## Problems to work on:
[A] From the passage comparing Reactive Caching with SignalR, list every technology or technique it names for getting data from a server to clients.
[B] According to the passage comparing Reactive Caching with SignalR, what example does it give of a specific condition that Reactive Caching needs in order to work?
[C] Pick up the passage comparing Reactive Caching with SignalR right after its final sentence and keep writing it.

## Text passage:
It is also useful when the incoming events from the server to the client are so many that individual clients will lag in relative terms (slow/fast consumer problem) yet individual consumers don’t care about the events at all – they only care about what those events build up to, as in, to paint some data grid or chart.
The client just wants to always get the latest snapshot of some data view as fast as their own network allows.



So what’s the benefit of using Reactive Caching compared to something like SignalR?
The benefits will depend on the use case. There may be some or none. SignalR works fine for common event-based workloads. Reactive Caching is a general way to bring frequently updated data items or snapshots – not events – closer to the consumers that need them, and not to those that don’t, to maximize lookup speed. It is also useful when the incoming events from the server to the client are so many that individual clients will lag in relative terms (slow/fast consumer problem) yet individual consumers don’t care about the events at all – they only care about what those events build up to, as in, to paint some data grid or chart. Relative lag is a common problem in some industry. It is by no means a silver bullet and requires some specific conditions to work (such as an actor-like system) but when you have them in place, it works fine.
Also, as reactive caching is just a pattern, you can even do it over SignalR if the use case (and the lag) justifies it. What about using long-poll HTTP requests?

## Records:
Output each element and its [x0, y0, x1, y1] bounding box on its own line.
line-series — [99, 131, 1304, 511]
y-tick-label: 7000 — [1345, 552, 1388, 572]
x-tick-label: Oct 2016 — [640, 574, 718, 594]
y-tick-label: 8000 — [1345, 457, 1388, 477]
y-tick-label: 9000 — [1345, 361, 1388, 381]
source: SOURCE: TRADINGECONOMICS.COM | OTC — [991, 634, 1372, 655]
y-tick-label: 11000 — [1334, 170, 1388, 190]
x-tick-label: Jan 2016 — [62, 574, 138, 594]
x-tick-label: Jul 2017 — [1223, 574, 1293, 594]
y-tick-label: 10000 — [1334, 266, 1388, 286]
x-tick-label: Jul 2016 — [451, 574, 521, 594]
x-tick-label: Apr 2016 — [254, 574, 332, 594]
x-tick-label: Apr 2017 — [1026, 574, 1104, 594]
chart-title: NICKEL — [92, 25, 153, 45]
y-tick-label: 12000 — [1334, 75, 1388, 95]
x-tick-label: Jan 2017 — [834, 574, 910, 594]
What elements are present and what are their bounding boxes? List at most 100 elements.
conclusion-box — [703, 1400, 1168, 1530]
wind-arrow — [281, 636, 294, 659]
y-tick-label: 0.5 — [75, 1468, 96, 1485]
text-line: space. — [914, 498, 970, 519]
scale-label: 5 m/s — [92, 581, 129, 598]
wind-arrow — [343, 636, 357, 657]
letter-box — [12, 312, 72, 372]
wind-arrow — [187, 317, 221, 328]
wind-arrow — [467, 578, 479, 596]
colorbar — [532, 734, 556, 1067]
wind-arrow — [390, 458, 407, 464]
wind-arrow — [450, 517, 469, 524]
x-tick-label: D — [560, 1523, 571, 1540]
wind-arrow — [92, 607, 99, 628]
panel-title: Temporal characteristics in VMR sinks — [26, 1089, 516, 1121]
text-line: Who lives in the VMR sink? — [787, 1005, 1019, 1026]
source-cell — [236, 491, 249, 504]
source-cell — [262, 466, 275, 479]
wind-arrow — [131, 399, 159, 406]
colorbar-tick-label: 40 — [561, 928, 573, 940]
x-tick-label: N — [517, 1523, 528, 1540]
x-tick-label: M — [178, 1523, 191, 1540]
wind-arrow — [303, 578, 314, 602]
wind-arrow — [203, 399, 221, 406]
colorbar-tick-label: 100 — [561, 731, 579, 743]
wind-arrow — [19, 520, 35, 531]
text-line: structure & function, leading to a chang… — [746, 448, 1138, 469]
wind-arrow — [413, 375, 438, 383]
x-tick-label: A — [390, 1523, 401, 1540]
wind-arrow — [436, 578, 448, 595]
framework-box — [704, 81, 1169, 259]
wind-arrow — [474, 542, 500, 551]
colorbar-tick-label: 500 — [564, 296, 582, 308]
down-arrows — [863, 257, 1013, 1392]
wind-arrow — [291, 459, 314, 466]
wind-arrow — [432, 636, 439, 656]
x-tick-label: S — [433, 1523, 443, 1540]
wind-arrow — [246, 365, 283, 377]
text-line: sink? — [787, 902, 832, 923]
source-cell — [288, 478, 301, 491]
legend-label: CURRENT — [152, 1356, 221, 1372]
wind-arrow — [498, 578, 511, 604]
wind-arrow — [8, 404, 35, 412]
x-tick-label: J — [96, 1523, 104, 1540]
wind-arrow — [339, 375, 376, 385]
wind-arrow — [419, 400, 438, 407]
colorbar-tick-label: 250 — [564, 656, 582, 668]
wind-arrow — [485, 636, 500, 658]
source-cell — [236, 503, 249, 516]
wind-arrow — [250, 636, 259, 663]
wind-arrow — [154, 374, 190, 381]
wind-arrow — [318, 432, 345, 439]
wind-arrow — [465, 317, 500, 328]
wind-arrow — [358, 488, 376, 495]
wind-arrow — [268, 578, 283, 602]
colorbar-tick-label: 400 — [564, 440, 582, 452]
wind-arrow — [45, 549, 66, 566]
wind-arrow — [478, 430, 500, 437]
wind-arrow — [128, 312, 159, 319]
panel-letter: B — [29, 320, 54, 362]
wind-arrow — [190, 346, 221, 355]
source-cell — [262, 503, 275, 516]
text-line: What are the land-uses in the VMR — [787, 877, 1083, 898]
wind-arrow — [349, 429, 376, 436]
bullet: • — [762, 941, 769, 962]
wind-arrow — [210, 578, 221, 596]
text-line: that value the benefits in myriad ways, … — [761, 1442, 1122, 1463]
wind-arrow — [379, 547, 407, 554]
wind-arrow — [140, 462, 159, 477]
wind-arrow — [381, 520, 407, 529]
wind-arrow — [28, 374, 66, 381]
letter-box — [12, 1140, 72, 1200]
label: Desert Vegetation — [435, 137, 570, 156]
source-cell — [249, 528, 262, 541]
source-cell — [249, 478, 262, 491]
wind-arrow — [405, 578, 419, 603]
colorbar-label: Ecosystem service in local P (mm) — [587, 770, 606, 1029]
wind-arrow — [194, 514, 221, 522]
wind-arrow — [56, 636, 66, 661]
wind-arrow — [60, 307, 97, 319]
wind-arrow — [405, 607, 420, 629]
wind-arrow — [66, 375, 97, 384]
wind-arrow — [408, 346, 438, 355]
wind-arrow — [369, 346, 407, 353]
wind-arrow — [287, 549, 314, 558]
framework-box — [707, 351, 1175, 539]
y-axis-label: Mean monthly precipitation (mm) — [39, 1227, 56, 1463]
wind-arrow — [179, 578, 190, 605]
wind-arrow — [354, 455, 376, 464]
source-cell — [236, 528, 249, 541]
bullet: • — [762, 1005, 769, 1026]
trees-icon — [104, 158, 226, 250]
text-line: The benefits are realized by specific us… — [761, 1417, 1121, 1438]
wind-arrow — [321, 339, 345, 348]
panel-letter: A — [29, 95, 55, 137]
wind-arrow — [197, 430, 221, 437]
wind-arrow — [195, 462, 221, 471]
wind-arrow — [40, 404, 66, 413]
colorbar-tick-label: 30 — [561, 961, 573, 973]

## Per-task answers:
[A] Reactive Caching, SignalR, long-poll HTTP requests

[B] An actor-like system.

[C]
Browsers will impose a connection limit per domain. For Chrome this is 6 connections per domain. Each active long-poll counts towards this limit. If the application is issuing a lot of long-polls at the same time, then you will start seeing things not updating when they should. That’s not something you want your users to notice. Why do it then? Once you’re serious, implement high-level SignalR or low-level WebSockets, or some other multiplexing-capable communication technology. Persistent connections are one of the basic building blocks of real-time applications.
More in-depth explanation can be found at this (great) resources:
- Latency-Adaptive Real-Time with Reactive Caching on Microsoft Orleans: https://jorgecandeias.github.io/2019/05/26/latency-adaptive-real-time-with-reactive-caching-on-microsoft-orleans/
- Reactive Caching for Composed Services (Microsoft research): https://www.microsoft.com/en-us/research/publication/reactive-caching-for-composed-services/
- Ad-hoc Reactive Caching Pattern (Orleans code example): https://github.com/dotnet/orleans/tree/master/Samples/2.3/AdHocReactiveCaching
Co-hosting cluster & http client
This can be achieved using the Hosted client, enabled by default from Orleans 2.3. The documentation is coming, take a look at the github issue here. In the meantime take a look to this stackoverflow thread. That means a silo and a http api may be the same process, so no serialization would be done in that case.
So if you use the hosted client (introduced in 2.1.0, enabled by default in 2.3.0) then the hops would be
http client ⇒ load balancer ⇒ http api ⇒ target silo
(target silo & http api may be same process, so no serialization would be done in that case either)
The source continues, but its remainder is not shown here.